• _YOUR TASK_
The records that follow are to be transcribed in full, without their images.

• _PROVIDED DATA_
__________________________________________________

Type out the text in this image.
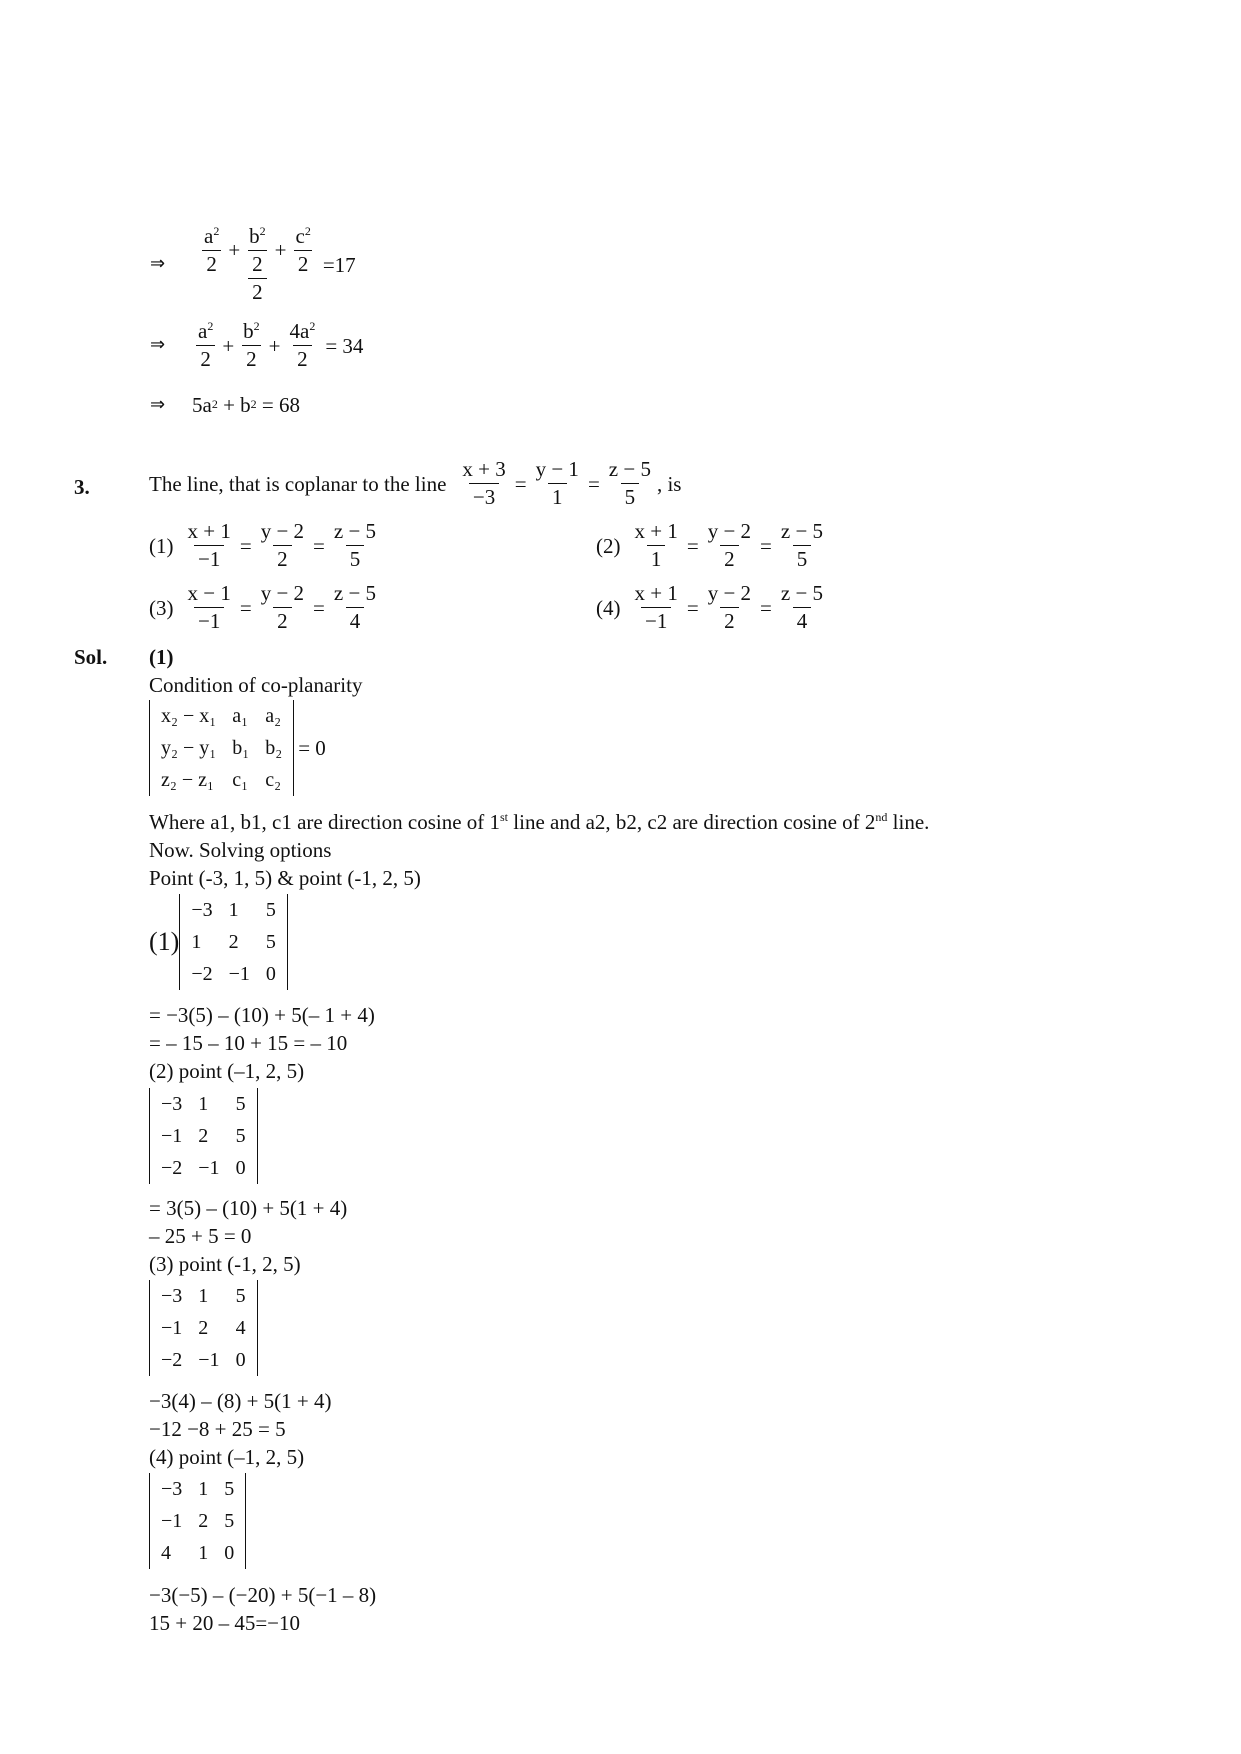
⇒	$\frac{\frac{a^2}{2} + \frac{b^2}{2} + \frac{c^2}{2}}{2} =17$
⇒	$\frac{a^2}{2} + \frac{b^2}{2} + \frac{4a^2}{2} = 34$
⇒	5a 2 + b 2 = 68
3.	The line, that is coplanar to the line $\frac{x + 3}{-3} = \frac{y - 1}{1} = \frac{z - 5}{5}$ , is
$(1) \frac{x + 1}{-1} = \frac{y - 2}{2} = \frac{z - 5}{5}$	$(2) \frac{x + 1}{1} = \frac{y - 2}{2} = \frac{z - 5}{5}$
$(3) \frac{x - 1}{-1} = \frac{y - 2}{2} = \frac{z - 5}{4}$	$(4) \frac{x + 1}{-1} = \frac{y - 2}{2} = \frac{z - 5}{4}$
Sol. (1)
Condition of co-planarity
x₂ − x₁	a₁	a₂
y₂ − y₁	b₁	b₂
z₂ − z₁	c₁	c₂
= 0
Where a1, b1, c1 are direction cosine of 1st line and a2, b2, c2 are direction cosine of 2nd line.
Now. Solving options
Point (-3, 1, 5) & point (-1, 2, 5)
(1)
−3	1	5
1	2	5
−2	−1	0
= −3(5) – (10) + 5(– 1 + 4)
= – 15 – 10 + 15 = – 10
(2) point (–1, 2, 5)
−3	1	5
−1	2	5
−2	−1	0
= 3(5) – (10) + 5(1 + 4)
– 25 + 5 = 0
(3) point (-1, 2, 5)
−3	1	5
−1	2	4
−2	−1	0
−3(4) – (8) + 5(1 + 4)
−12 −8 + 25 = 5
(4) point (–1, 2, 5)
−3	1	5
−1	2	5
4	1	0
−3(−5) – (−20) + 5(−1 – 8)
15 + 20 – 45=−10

__________________________________________________

• _PROBLEM SOLUTION_
Type out the text in this image.
⇒	$\frac{\frac{a^2}{2} + \frac{b^2}{2} + \frac{c^2}{2}}{2} =17$
⇒	$\frac{a^2}{2} + \frac{b^2}{2} + \frac{4a^2}{2} = 34$
⇒	5a 2 + b 2 = 68
3.	The line, that is coplanar to the line $\frac{x + 3}{-3} = \frac{y - 1}{1} = \frac{z - 5}{5}$ , is
$(1) \frac{x + 1}{-1} = \frac{y - 2}{2} = \frac{z - 5}{5}$	$(2) \frac{x + 1}{1} = \frac{y - 2}{2} = \frac{z - 5}{5}$
$(3) \frac{x - 1}{-1} = \frac{y - 2}{2} = \frac{z - 5}{4}$	$(4) \frac{x + 1}{-1} = \frac{y - 2}{2} = \frac{z - 5}{4}$
Sol. (1)
Condition of co-planarity
x₂ − x₁	a₁	a₂
y₂ − y₁	b₁	b₂
z₂ − z₁	c₁	c₂
= 0
Where a1, b1, c1 are direction cosine of 1st line and a2, b2, c2 are direction cosine of 2nd line.
Now. Solving options
Point (-3, 1, 5) & point (-1, 2, 5)
(1)
−3	1	5
1	2	5
−2	−1	0
= −3(5) – (10) + 5(– 1 + 4)
= – 15 – 10 + 15 = – 10
(2) point (–1, 2, 5)
−3	1	5
−1	2	5
−2	−1	0
= 3(5) – (10) + 5(1 + 4)
– 25 + 5 = 0
(3) point (-1, 2, 5)
−3	1	5
−1	2	4
−2	−1	0
−3(4) – (8) + 5(1 + 4)
−12 −8 + 25 = 5
(4) point (–1, 2, 5)
−3	1	5
−1	2	5
4	1	0
−3(−5) – (−20) + 5(−1 – 8)
15 + 20 – 45=−10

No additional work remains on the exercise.